## Prompt
Write out the material below exactly, beginning at the line that contains "What text is on this page?" and ending with its last line, both ends included; write nothing else.

## Data to process
######

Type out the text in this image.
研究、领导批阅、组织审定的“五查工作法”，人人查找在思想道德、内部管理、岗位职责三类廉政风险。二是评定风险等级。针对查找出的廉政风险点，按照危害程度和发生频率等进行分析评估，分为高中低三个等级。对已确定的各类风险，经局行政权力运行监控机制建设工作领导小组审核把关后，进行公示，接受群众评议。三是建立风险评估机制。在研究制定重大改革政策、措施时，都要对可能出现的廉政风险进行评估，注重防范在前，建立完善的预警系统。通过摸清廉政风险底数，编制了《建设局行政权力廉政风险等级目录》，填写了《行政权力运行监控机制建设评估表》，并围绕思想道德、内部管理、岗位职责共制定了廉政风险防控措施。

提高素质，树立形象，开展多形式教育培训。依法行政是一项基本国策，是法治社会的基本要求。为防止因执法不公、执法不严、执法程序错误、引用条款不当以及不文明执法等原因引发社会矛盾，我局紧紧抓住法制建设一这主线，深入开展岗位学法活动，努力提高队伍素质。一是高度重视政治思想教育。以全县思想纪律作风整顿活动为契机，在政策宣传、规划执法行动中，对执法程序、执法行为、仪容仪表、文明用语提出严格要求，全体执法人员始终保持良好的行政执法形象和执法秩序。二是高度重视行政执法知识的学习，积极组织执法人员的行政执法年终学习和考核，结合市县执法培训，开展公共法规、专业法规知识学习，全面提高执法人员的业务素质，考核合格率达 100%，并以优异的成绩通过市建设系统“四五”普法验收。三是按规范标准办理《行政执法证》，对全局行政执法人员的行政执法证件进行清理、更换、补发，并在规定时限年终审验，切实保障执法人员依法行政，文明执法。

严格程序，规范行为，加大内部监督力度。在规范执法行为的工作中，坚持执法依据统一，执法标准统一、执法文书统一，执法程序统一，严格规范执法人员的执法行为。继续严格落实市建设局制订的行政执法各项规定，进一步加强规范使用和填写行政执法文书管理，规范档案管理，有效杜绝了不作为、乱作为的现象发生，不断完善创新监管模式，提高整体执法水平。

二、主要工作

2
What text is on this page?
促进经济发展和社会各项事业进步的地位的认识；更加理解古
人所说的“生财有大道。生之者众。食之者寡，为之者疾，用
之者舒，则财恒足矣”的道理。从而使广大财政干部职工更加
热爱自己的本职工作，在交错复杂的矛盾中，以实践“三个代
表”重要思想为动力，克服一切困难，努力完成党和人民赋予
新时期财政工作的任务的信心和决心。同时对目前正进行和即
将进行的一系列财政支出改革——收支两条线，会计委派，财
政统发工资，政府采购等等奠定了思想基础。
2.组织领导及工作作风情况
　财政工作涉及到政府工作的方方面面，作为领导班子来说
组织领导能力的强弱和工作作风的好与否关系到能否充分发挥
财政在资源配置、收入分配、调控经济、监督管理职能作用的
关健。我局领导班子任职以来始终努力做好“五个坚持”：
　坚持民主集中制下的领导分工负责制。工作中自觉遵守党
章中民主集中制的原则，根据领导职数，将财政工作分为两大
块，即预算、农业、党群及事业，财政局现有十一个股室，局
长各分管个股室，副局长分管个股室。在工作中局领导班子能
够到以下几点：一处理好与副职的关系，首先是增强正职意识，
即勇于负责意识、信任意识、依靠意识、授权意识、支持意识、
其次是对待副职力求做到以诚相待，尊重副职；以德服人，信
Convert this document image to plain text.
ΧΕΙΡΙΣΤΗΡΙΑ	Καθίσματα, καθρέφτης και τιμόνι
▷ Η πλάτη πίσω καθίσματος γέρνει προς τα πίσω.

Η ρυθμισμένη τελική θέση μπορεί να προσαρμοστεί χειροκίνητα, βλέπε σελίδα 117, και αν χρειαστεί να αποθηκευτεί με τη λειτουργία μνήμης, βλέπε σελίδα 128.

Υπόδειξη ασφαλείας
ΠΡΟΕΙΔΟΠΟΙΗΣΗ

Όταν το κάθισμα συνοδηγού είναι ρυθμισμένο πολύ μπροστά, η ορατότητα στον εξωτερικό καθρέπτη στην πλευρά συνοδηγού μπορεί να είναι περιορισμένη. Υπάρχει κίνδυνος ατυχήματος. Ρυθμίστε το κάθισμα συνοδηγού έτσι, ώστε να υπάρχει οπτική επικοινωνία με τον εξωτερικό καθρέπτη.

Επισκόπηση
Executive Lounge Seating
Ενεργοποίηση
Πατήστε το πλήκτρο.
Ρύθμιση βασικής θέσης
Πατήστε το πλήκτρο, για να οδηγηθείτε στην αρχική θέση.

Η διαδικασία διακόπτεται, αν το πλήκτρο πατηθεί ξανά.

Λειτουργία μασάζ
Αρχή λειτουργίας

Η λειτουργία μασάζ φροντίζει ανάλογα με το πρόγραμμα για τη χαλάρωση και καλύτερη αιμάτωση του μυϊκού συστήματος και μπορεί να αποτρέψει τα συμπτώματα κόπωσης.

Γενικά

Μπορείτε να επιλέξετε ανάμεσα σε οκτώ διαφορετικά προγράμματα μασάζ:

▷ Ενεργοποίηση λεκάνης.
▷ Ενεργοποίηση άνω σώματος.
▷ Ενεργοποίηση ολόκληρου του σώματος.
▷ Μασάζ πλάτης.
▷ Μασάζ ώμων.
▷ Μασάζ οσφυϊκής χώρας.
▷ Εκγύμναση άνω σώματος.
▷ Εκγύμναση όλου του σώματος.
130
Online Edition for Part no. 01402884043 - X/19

######

## Result of this task
What text is on this page?
促进经济发展和社会各项事业进步的地位的认识；更加理解古
人所说的“生财有大道。生之者众。食之者寡，为之者疾，用
之者舒，则财恒足矣”的道理。从而使广大财政干部职工更加
热爱自己的本职工作，在交错复杂的矛盾中，以实践“三个代
表”重要思想为动力，克服一切困难，努力完成党和人民赋予
新时期财政工作的任务的信心和决心。同时对目前正进行和即
将进行的一系列财政支出改革——收支两条线，会计委派，财
政统发工资，政府采购等等奠定了思想基础。
2.组织领导及工作作风情况
　财政工作涉及到政府工作的方方面面，作为领导班子来说
组织领导能力的强弱和工作作风的好与否关系到能否充分发挥
财政在资源配置、收入分配、调控经济、监督管理职能作用的
关健。我局领导班子任职以来始终努力做好“五个坚持”：
　坚持民主集中制下的领导分工负责制。工作中自觉遵守党
章中民主集中制的原则，根据领导职数，将财政工作分为两大
块，即预算、农业、党群及事业，财政局现有十一个股室，局
长各分管个股室，副局长分管个股室。在工作中局领导班子能
够到以下几点：一处理好与副职的关系，首先是增强正职意识，
即勇于负责意识、信任意识、依靠意识、授权意识、支持意识、
其次是对待副职力求做到以诚相待，尊重副职；以德服人，信
Convert this document image to plain text.
ΧΕΙΡΙΣΤΗΡΙΑ	Καθίσματα, καθρέφτης και τιμόνι
▷ Η πλάτη πίσω καθίσματος γέρνει προς τα πίσω.

Η ρυθμισμένη τελική θέση μπορεί να προσαρμοστεί χειροκίνητα, βλέπε σελίδα 117, και αν χρειαστεί να αποθηκευτεί με τη λειτουργία μνήμης, βλέπε σελίδα 128.

Υπόδειξη ασφαλείας
ΠΡΟΕΙΔΟΠΟΙΗΣΗ

Όταν το κάθισμα συνοδηγού είναι ρυθμισμένο πολύ μπροστά, η ορατότητα στον εξωτερικό καθρέπτη στην πλευρά συνοδηγού μπορεί να είναι περιορισμένη. Υπάρχει κίνδυνος ατυχήματος. Ρυθμίστε το κάθισμα συνοδηγού έτσι, ώστε να υπάρχει οπτική επικοινωνία με τον εξωτερικό καθρέπτη.

Επισκόπηση
Executive Lounge Seating
Ενεργοποίηση
Πατήστε το πλήκτρο.
Ρύθμιση βασικής θέσης
Πατήστε το πλήκτρο, για να οδηγηθείτε στην αρχική θέση.

Η διαδικασία διακόπτεται, αν το πλήκτρο πατηθεί ξανά.

Λειτουργία μασάζ
Αρχή λειτουργίας

Η λειτουργία μασάζ φροντίζει ανάλογα με το πρόγραμμα για τη χαλάρωση και καλύτερη αιμάτωση του μυϊκού συστήματος και μπορεί να αποτρέψει τα συμπτώματα κόπωσης.

Γενικά

Μπορείτε να επιλέξετε ανάμεσα σε οκτώ διαφορετικά προγράμματα μασάζ:

▷ Ενεργοποίηση λεκάνης.
▷ Ενεργοποίηση άνω σώματος.
▷ Ενεργοποίηση ολόκληρου του σώματος.
▷ Μασάζ πλάτης.
▷ Μασάζ ώμων.
▷ Μασάζ οσφυϊκής χώρας.
▷ Εκγύμναση άνω σώματος.
▷ Εκγύμναση όλου του σώματος.
130
Online Edition for Part no. 01402884043 - X/19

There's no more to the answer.